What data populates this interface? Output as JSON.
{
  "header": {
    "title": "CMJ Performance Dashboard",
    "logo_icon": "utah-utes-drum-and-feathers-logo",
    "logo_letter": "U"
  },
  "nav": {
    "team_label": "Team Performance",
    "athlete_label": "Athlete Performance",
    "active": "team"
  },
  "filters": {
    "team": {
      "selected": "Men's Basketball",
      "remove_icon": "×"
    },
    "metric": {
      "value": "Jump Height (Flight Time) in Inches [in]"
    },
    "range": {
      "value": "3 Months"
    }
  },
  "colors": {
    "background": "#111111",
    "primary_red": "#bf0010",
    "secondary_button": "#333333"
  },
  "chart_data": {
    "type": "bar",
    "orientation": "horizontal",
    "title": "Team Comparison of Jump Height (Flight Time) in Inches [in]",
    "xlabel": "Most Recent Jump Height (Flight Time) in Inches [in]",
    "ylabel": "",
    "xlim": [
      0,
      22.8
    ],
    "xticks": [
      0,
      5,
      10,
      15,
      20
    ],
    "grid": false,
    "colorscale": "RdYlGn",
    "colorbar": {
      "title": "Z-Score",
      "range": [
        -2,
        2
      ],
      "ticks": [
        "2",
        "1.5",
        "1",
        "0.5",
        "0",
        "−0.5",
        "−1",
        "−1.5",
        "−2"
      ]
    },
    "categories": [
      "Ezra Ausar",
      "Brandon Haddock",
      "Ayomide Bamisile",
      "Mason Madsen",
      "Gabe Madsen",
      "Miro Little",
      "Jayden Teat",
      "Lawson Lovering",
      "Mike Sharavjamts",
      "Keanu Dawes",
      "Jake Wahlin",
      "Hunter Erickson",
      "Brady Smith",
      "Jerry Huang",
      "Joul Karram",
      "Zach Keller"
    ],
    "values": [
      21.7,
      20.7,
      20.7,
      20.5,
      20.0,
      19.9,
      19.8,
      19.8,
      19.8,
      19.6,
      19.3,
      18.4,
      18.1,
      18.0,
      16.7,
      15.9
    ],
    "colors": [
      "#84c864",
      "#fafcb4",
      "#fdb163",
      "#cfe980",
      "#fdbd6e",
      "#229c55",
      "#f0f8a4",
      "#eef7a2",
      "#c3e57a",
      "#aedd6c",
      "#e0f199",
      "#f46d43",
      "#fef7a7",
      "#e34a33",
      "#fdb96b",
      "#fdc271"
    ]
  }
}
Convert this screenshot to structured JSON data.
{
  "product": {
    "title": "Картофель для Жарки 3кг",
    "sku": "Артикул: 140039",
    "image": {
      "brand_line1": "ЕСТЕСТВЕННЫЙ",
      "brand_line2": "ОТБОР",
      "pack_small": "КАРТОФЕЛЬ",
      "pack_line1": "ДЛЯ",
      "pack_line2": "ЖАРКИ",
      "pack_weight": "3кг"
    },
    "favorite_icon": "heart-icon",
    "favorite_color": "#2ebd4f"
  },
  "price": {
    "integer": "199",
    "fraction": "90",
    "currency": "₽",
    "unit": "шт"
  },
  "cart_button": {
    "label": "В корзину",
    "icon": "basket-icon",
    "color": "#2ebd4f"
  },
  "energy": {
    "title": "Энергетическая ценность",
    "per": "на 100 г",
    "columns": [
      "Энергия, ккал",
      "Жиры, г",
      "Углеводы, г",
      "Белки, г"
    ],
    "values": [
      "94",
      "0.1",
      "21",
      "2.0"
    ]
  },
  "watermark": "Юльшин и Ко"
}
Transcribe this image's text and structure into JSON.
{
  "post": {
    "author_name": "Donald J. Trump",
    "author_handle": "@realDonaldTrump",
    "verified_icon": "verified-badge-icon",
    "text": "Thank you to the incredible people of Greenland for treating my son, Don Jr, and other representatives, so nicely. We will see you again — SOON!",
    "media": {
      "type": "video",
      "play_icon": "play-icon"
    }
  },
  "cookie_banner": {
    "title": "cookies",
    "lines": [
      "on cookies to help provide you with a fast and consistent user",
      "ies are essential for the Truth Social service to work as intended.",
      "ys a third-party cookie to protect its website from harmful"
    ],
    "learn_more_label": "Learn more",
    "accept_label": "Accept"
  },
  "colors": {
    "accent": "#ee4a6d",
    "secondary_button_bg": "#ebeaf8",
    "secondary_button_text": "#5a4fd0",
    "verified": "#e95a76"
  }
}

◆ ◆ ◆ ◆ ◆

» **Written exercise**
Above are some records. Report the number of their lines that include "Height", and add nothing else.

» **Expected answer**
3